## TASK REQUIREMENTS
Make a tally of the lines in the records that include the string "name", and give only that number.

## DATASET EXTRACT
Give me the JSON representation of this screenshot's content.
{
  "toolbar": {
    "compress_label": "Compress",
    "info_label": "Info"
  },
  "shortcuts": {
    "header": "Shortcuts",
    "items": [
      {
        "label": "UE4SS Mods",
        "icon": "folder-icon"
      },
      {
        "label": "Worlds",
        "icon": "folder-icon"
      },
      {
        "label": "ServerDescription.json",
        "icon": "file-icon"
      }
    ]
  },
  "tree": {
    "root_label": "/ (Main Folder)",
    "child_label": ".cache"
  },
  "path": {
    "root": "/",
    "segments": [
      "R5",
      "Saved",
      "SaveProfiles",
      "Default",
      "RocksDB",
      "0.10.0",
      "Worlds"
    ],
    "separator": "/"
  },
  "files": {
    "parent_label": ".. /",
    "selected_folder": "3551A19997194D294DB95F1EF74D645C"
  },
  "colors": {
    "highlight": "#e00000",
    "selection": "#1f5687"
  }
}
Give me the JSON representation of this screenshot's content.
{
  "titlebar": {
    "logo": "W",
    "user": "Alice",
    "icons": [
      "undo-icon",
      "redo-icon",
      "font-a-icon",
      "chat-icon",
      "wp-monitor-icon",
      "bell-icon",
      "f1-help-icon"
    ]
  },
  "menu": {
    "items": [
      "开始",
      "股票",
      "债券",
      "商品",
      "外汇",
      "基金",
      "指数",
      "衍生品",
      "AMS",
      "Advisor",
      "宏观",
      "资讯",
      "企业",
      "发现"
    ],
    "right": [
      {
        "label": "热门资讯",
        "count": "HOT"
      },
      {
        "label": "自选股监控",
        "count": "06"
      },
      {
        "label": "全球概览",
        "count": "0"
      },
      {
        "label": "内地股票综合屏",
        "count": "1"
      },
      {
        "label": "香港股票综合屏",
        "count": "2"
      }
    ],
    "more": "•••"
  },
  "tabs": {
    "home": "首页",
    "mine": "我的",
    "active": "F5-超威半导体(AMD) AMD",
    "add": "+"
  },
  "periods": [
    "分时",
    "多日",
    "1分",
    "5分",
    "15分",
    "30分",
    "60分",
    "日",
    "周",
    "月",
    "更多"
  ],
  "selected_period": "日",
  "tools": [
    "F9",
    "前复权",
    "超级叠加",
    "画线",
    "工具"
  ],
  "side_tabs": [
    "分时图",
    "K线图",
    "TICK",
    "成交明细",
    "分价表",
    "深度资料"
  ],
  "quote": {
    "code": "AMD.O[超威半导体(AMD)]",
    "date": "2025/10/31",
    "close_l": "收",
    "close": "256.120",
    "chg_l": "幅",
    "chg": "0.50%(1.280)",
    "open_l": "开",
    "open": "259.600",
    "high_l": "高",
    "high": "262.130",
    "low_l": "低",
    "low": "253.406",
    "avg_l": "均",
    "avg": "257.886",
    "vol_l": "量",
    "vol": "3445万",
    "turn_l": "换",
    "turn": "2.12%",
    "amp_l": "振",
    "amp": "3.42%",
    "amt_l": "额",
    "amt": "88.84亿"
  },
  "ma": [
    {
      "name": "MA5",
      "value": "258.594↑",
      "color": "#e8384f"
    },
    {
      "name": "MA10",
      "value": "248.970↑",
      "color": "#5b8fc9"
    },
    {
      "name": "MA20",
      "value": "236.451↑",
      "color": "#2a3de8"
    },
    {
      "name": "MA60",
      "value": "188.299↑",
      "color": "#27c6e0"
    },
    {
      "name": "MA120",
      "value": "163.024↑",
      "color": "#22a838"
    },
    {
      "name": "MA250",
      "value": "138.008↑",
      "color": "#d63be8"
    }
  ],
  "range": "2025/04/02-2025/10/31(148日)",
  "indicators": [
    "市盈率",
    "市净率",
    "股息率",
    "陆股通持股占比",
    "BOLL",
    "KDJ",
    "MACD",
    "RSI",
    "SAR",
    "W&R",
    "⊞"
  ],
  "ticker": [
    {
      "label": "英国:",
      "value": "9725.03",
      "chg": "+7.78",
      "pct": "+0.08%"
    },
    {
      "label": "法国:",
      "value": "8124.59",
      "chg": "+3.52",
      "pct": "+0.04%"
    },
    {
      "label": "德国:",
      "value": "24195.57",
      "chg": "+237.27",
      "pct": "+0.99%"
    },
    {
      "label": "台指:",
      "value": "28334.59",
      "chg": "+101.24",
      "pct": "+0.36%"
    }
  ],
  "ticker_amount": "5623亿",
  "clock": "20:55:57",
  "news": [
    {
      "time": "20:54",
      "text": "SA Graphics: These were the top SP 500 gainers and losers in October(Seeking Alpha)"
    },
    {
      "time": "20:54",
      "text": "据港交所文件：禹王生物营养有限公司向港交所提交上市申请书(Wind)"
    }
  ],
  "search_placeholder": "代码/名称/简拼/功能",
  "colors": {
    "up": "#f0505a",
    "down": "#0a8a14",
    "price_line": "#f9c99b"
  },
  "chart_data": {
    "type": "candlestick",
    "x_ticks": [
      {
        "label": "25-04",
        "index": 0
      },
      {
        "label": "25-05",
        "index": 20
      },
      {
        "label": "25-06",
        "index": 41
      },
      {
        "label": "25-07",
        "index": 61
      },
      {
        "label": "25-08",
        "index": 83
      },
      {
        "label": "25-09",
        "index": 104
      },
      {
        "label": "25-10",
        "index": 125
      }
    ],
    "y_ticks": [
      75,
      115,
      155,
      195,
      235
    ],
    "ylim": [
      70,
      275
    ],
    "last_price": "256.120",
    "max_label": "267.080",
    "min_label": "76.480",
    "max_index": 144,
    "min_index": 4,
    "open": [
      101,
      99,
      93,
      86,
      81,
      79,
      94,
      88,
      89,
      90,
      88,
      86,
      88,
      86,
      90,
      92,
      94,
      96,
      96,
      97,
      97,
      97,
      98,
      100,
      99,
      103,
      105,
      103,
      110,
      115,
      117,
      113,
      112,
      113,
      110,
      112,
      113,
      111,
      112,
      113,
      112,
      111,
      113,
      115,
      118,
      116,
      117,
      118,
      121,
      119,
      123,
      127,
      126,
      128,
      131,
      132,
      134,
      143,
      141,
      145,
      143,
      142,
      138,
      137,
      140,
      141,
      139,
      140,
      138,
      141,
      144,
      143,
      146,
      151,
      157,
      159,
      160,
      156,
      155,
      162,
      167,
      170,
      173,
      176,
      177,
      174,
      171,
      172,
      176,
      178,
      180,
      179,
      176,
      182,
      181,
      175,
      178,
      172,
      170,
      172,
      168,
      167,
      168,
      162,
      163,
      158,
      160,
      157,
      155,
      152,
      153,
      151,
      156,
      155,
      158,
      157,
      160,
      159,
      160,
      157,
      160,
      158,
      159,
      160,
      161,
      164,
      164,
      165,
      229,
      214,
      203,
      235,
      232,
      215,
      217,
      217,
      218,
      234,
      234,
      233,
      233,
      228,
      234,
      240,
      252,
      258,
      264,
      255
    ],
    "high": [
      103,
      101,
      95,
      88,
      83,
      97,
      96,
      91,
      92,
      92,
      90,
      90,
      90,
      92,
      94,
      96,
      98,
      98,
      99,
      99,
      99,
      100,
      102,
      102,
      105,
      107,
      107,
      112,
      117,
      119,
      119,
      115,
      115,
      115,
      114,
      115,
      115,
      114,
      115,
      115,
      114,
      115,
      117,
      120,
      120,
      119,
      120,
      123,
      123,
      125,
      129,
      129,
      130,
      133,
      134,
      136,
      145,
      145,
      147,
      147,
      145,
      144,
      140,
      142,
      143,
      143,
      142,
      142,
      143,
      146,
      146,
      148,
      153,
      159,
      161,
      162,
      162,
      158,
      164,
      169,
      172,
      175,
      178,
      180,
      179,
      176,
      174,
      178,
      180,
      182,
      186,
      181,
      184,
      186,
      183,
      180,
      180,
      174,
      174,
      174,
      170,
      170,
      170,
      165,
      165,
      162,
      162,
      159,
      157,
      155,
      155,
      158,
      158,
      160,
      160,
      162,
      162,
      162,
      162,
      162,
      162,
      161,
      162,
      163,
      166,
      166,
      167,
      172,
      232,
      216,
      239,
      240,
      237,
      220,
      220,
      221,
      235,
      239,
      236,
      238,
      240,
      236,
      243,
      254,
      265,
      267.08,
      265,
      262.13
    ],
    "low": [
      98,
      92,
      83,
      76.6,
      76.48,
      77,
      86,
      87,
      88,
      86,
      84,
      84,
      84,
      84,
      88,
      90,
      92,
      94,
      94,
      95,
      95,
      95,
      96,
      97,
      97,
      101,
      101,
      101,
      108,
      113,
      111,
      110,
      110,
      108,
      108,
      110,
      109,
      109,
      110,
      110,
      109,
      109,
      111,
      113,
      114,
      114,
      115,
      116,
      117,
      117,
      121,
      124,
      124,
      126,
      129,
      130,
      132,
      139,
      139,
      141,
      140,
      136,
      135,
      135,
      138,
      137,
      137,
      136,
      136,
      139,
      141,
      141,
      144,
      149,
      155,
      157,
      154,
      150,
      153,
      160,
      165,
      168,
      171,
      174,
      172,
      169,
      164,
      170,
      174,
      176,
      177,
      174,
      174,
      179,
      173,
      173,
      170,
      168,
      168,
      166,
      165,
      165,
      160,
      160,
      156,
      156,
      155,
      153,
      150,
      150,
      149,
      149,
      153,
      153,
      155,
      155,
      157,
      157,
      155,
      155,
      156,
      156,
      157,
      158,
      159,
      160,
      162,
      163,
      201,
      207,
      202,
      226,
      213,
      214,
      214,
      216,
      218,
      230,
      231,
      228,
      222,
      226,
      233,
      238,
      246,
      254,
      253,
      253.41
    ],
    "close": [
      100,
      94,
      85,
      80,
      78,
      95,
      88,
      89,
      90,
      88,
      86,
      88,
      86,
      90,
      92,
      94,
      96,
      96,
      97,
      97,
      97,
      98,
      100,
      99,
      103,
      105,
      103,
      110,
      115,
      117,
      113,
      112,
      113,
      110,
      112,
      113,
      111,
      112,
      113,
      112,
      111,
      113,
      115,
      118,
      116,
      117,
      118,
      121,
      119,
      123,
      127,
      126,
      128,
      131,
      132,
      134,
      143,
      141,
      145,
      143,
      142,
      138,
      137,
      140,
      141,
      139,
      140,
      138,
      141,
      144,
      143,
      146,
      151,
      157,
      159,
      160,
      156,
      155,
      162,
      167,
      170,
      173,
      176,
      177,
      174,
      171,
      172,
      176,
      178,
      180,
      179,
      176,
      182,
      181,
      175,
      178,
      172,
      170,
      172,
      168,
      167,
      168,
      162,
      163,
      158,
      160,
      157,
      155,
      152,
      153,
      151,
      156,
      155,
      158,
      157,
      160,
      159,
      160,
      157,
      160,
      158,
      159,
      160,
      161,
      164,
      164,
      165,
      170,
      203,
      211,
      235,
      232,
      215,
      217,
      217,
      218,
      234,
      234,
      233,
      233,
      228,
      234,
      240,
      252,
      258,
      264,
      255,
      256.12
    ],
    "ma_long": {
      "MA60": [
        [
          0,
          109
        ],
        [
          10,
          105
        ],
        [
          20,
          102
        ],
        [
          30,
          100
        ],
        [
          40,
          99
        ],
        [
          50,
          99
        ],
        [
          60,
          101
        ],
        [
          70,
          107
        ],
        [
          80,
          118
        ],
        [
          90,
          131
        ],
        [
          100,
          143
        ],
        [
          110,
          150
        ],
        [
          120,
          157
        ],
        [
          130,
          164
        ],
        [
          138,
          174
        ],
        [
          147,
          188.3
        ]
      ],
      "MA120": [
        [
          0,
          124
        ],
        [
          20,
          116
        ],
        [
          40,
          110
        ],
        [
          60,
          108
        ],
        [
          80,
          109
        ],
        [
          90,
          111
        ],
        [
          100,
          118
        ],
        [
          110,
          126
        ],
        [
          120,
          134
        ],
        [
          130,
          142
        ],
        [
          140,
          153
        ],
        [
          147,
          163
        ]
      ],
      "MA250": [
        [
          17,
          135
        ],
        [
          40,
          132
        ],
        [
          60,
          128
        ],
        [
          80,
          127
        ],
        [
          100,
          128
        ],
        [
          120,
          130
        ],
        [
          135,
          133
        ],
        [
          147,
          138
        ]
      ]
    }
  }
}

## THE SOLUTION
6